-- start of RECORDS FOR THE EXERCISE --

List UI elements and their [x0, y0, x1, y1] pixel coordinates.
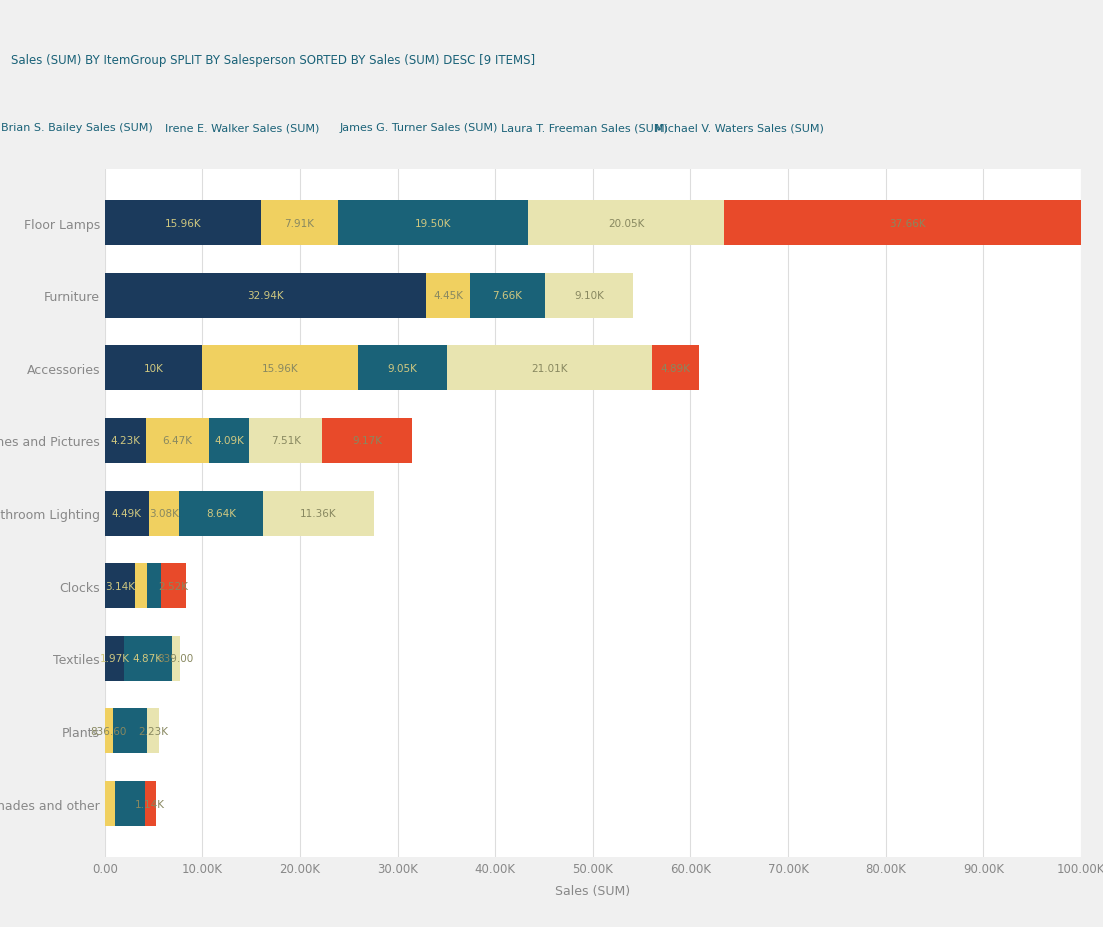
Bar	[724, 201, 1092, 246]
Text: Michael V. Waters Sales (SUM): Michael V. Waters Sales (SUM)	[654, 123, 824, 133]
Text: Laura T. Freeman Sales (SUM): Laura T. Freeman Sales (SUM)	[501, 123, 668, 133]
Bar	[427, 273, 470, 318]
Text: 7.51K: 7.51K	[271, 436, 301, 446]
Text: 3.08K: 3.08K	[149, 509, 179, 518]
Text: 836.60: 836.60	[90, 726, 127, 736]
Bar	[447, 346, 652, 391]
Bar	[149, 491, 179, 536]
Text: 19.50K: 19.50K	[415, 219, 451, 228]
Bar	[338, 201, 528, 246]
Bar	[105, 418, 146, 464]
Text: 37.66K: 37.66K	[889, 219, 927, 228]
X-axis label: Sales (SUM): Sales (SUM)	[555, 883, 631, 896]
Bar	[528, 201, 724, 246]
Bar	[105, 709, 113, 754]
Text: Sales (SUM) BY ItemGroup SPLIT BY Salesperson SORTED BY Sales (SUM) DESC [9 ITEM: Sales (SUM) BY ItemGroup SPLIT BY Salesp…	[11, 54, 535, 67]
Text: 21.01K: 21.01K	[531, 363, 567, 374]
Text: 1.97K: 1.97K	[99, 654, 129, 664]
Bar	[172, 636, 180, 681]
Bar	[147, 709, 159, 754]
Bar	[652, 346, 699, 391]
Bar	[105, 273, 427, 318]
Text: 9.05K: 9.05K	[387, 363, 417, 374]
Bar	[203, 346, 358, 391]
Bar	[105, 201, 260, 246]
Text: 4.23K: 4.23K	[110, 436, 140, 446]
Text: 20.05K: 20.05K	[608, 219, 644, 228]
Bar	[147, 564, 161, 609]
Text: Brian S. Bailey Sales (SUM): Brian S. Bailey Sales (SUM)	[1, 123, 153, 133]
Text: 6.47K: 6.47K	[162, 436, 193, 446]
Text: 15.96K: 15.96K	[164, 219, 201, 228]
Bar	[115, 781, 144, 826]
Bar	[113, 709, 147, 754]
Text: 4.45K: 4.45K	[433, 291, 463, 301]
Text: James G. Turner Sales (SUM): James G. Turner Sales (SUM)	[340, 123, 499, 133]
Text: 7.66K: 7.66K	[492, 291, 522, 301]
Bar	[105, 564, 136, 609]
Text: 15.96K: 15.96K	[263, 363, 299, 374]
Text: 3.14K: 3.14K	[105, 581, 135, 591]
Text: 9.17K: 9.17K	[352, 436, 383, 446]
Bar	[249, 418, 322, 464]
Text: 2.52K: 2.52K	[159, 581, 189, 591]
Bar	[179, 491, 263, 536]
Bar	[263, 491, 374, 536]
Text: 4.89K: 4.89K	[661, 363, 690, 374]
Bar	[124, 636, 172, 681]
Text: 4.49K: 4.49K	[111, 509, 141, 518]
Text: 4.09K: 4.09K	[214, 436, 244, 446]
Text: 7.91K: 7.91K	[285, 219, 314, 228]
Text: 4.87K: 4.87K	[132, 654, 163, 664]
Bar	[105, 636, 124, 681]
Text: 8.64K: 8.64K	[206, 509, 236, 518]
Text: 9.10K: 9.10K	[574, 291, 604, 301]
Bar	[161, 564, 186, 609]
Text: 10K: 10K	[143, 363, 163, 374]
Bar	[260, 201, 338, 246]
Bar	[105, 781, 115, 826]
Bar	[322, 418, 413, 464]
Bar	[105, 491, 149, 536]
Text: 32.94K: 32.94K	[247, 291, 283, 301]
Text: Irene E. Walker Sales (SUM): Irene E. Walker Sales (SUM)	[165, 123, 320, 133]
Bar	[210, 418, 249, 464]
Bar	[358, 346, 447, 391]
Bar	[146, 418, 210, 464]
Text: 2.23K: 2.23K	[138, 726, 168, 736]
Bar	[136, 564, 147, 609]
Bar	[144, 781, 156, 826]
Text: 11.36K: 11.36K	[300, 509, 336, 518]
Text: 839.00: 839.00	[158, 654, 194, 664]
Bar	[105, 346, 203, 391]
Text: 1.14K: 1.14K	[135, 799, 165, 808]
Bar	[545, 273, 633, 318]
Bar	[470, 273, 545, 318]
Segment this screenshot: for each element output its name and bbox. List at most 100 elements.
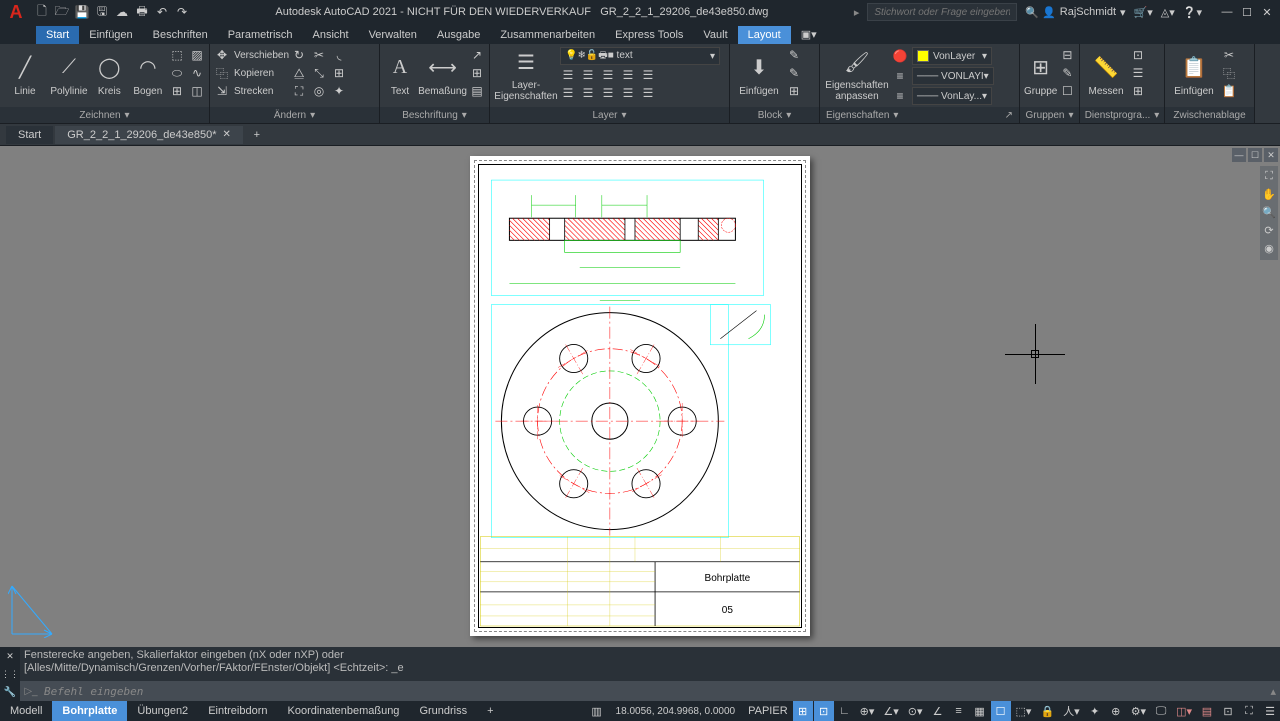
drawing-canvas[interactable]: — ☐ ✕ ⛶ ✋ 🔍 ⟳ ◉	[0, 146, 1280, 647]
layout-add-button[interactable]: +	[477, 701, 503, 721]
pastespec-icon[interactable]: 📋	[1221, 83, 1237, 99]
einfuegen-button[interactable]: ⬇Einfügen	[734, 46, 784, 102]
lay7-icon[interactable]: ☰	[580, 85, 596, 101]
region-icon[interactable]: ◫	[189, 83, 205, 99]
tab-zusammen[interactable]: Zusammenarbeiten	[490, 26, 605, 44]
cart-icon[interactable]: 🛒▾	[1134, 6, 1153, 19]
lay4-icon[interactable]: ☰	[620, 67, 636, 83]
tab-layout[interactable]: Layout	[738, 26, 791, 44]
tab-verwalten[interactable]: Verwalten	[359, 26, 427, 44]
navbar-wheel-icon[interactable]: ◉	[1262, 242, 1276, 256]
util2-icon[interactable]: ☰	[1130, 65, 1146, 81]
tab-start[interactable]: Start	[36, 26, 79, 44]
close-icon[interactable]: ✕	[1258, 4, 1276, 20]
autodesk-icon[interactable]: ◬▾	[1161, 6, 1175, 19]
monitor-toggle[interactable]: 🖵	[1151, 701, 1171, 721]
mirror-icon[interactable]: ⧋	[291, 65, 307, 81]
array-icon[interactable]: ⊞	[331, 65, 347, 81]
annoauto-toggle[interactable]: ✦	[1085, 701, 1105, 721]
cleanscreen-toggle[interactable]: ⛶	[1239, 701, 1259, 721]
minimize-icon[interactable]: —	[1218, 4, 1236, 20]
grid-toggle[interactable]: ⊞	[793, 701, 813, 721]
offset-icon[interactable]: ◎	[311, 83, 327, 99]
lay5-icon[interactable]: ☰	[640, 67, 656, 83]
gruppe-button[interactable]: ⊞Gruppe	[1024, 46, 1057, 102]
color-dropdown[interactable]: VonLayer▾	[912, 47, 992, 65]
cut-icon[interactable]: ✂	[1221, 47, 1237, 63]
edit-icon[interactable]: ✎	[786, 65, 802, 81]
iso-toggle[interactable]: ∠▾	[879, 701, 902, 721]
tab-parametrisch[interactable]: Parametrisch	[218, 26, 303, 44]
command-prompt[interactable]: Befehl eingeben	[44, 685, 1264, 698]
leader-icon[interactable]: ↗	[469, 47, 485, 63]
maximize-icon[interactable]: ☐	[1238, 4, 1256, 20]
eigenschaften-anpassen-button[interactable]: 🖌Eigenschaften anpassen	[824, 46, 890, 102]
units-toggle[interactable]: ◫▾	[1172, 701, 1196, 721]
annoscale-toggle[interactable]: 🔒	[1036, 701, 1058, 721]
app-logo[interactable]: A	[4, 0, 28, 24]
hatch-icon[interactable]: ▨	[189, 47, 205, 63]
cmd-handle-icon[interactable]: ⋮⋮	[1, 669, 19, 680]
attr-icon[interactable]: ⊞	[786, 83, 802, 99]
ws-toggle[interactable]: ⚙▾	[1127, 701, 1150, 721]
snap-toggle[interactable]: ⊡	[814, 701, 834, 721]
annosync-toggle[interactable]: ⊕	[1106, 701, 1126, 721]
layout-tab-uebungen[interactable]: Übungen2	[127, 701, 198, 721]
layout-tab-modell[interactable]: Modell	[0, 701, 52, 721]
navbar-full-icon[interactable]: ⛶	[1262, 170, 1276, 184]
tab-ansicht[interactable]: Ansicht	[303, 26, 359, 44]
doc-tab-file[interactable]: GR_2_2_1_29206_de43e850*✕	[55, 126, 243, 144]
messen-button[interactable]: 📏Messen	[1084, 46, 1128, 102]
groupsel-icon[interactable]: ☐	[1059, 83, 1075, 99]
bemassung-button[interactable]: ⟷Bemaßung	[418, 46, 467, 102]
undo-icon[interactable]: ↶	[154, 4, 170, 20]
tab-express[interactable]: Express Tools	[605, 26, 693, 44]
create-icon[interactable]: ✎	[786, 47, 802, 63]
cmd-config-icon[interactable]: 🔧	[4, 687, 16, 698]
rotate-icon[interactable]: ↻	[291, 47, 307, 63]
viewport-close-icon[interactable]: ✕	[1264, 148, 1278, 162]
doc-tab-start[interactable]: Start	[6, 126, 53, 144]
copy2-icon[interactable]: ⿻	[1221, 65, 1237, 81]
lay1-icon[interactable]: ☰	[560, 67, 576, 83]
space-indicator[interactable]: PAPIER	[744, 701, 792, 721]
polar-toggle[interactable]: ⊕▾	[856, 701, 879, 721]
saveas-icon[interactable]: 🖫	[94, 4, 110, 20]
viewport-min-icon[interactable]: —	[1232, 148, 1246, 162]
verschieben-button[interactable]: ✥Verschieben	[214, 46, 289, 64]
util3-icon[interactable]: ⊞	[1130, 83, 1146, 99]
lay2-icon[interactable]: ☰	[580, 67, 596, 83]
layer-eigenschaften-button[interactable]: ☰Layer-Eigenschaften	[494, 46, 558, 102]
tab-ausgabe[interactable]: Ausgabe	[427, 26, 490, 44]
transparency-toggle[interactable]: ▦	[970, 701, 990, 721]
lineweight-dropdown[interactable]: ─── VonLay...▾	[912, 87, 992, 105]
lay9-icon[interactable]: ☰	[620, 85, 636, 101]
lweight-toggle[interactable]: ≡	[949, 701, 969, 721]
layout-tab-grundriss[interactable]: Grundriss	[409, 701, 477, 721]
layout-tab-eintreibdorn[interactable]: Eintreibdorn	[198, 701, 277, 721]
lay8-icon[interactable]: ☰	[600, 85, 616, 101]
polylinie-button[interactable]: ⟋Polylinie	[48, 46, 90, 102]
text-button[interactable]: AText	[384, 46, 416, 102]
fillet-icon[interactable]: ◟	[331, 47, 347, 63]
user-menu[interactable]: 🔍 👤 RajSchmidt ▾	[1025, 6, 1125, 19]
ellipse-icon[interactable]: ⬭	[169, 65, 185, 81]
open-icon[interactable]: 🗁	[54, 4, 70, 20]
viewport-max-icon[interactable]: ☐	[1248, 148, 1262, 162]
linie-button[interactable]: ╱Linie	[4, 46, 46, 102]
groupedit-icon[interactable]: ✎	[1059, 65, 1075, 81]
redo-icon[interactable]: ↷	[174, 4, 190, 20]
tab-vault[interactable]: Vault	[693, 26, 737, 44]
tab-einfuegen[interactable]: Einfügen	[79, 26, 142, 44]
plot-icon[interactable]: 🖶	[134, 4, 150, 20]
help-icon[interactable]: ❔▾	[1183, 6, 1202, 19]
cmd-close-icon[interactable]: ✕	[6, 651, 14, 662]
navbar-zoom-icon[interactable]: 🔍	[1262, 206, 1276, 220]
search-input[interactable]	[867, 3, 1017, 21]
ungroup-icon[interactable]: ⊟	[1059, 47, 1075, 63]
table-icon[interactable]: ⊞	[469, 65, 485, 81]
layer-dropdown[interactable]: 💡❄🔓🖶■ text▾	[560, 47, 720, 65]
custom-toggle[interactable]: ☰	[1260, 701, 1280, 721]
otrack-toggle[interactable]: ∠	[928, 701, 948, 721]
save-icon[interactable]: 💾	[74, 4, 90, 20]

-- end of RECORDS FOR THE EXERCISE --

WORK INSTRUCTIONS: Rewrite the stretch of the listing from the line containing "drawing-canvas[interactable]: — ☐" through the line containing "47, 485, 63]", changing every "icon" to "symbol" and leaving everything else unchanged.

FINAL ANSWER:
drawing-canvas[interactable]: — ☐ ✕ ⛶ ✋ 🔍 ⟳ ◉	[0, 146, 1280, 647]
layout-add-button[interactable]: +	[477, 701, 503, 721]
pastespec-symbol[interactable]: 📋	[1221, 83, 1237, 99]
einfuegen-button[interactable]: ⬇Einfügen	[734, 46, 784, 102]
lay7-symbol[interactable]: ☰	[580, 85, 596, 101]
region-symbol[interactable]: ◫	[189, 83, 205, 99]
tab-zusammen[interactable]: Zusammenarbeiten	[490, 26, 605, 44]
cart-symbol[interactable]: 🛒▾	[1134, 6, 1153, 19]
lay4-symbol[interactable]: ☰	[620, 67, 636, 83]
tab-layout[interactable]: Layout	[738, 26, 791, 44]
tab-verwalten[interactable]: Verwalten	[359, 26, 427, 44]
navbar-wheel-symbol[interactable]: ◉	[1262, 242, 1276, 256]
util2-symbol[interactable]: ☰	[1130, 65, 1146, 81]
tab-start[interactable]: Start	[36, 26, 79, 44]
close-symbol[interactable]: ✕	[1258, 4, 1276, 20]
autodesk-symbol[interactable]: ◬▾	[1161, 6, 1175, 19]
monitor-toggle[interactable]: 🖵	[1151, 701, 1171, 721]
mirror-symbol[interactable]: ⧋	[291, 65, 307, 81]
array-symbol[interactable]: ⊞	[331, 65, 347, 81]
annoauto-toggle[interactable]: ✦	[1085, 701, 1105, 721]
cleanscreen-toggle[interactable]: ⛶	[1239, 701, 1259, 721]
minimize-symbol[interactable]: —	[1218, 4, 1236, 20]
grid-toggle[interactable]: ⊞	[793, 701, 813, 721]
offset-symbol[interactable]: ◎	[311, 83, 327, 99]
lay5-symbol[interactable]: ☰	[640, 67, 656, 83]
gruppe-button[interactable]: ⊞Gruppe	[1024, 46, 1057, 102]
color-dropdown[interactable]: VonLayer▾	[912, 47, 992, 65]
cut-symbol[interactable]: ✂	[1221, 47, 1237, 63]
edit-symbol[interactable]: ✎	[786, 65, 802, 81]
iso-toggle[interactable]: ∠▾	[879, 701, 902, 721]
tab-parametrisch[interactable]: Parametrisch	[218, 26, 303, 44]
command-prompt[interactable]: Befehl eingeben	[44, 685, 1264, 698]
leader-symbol[interactable]: ↗	[469, 47, 485, 63]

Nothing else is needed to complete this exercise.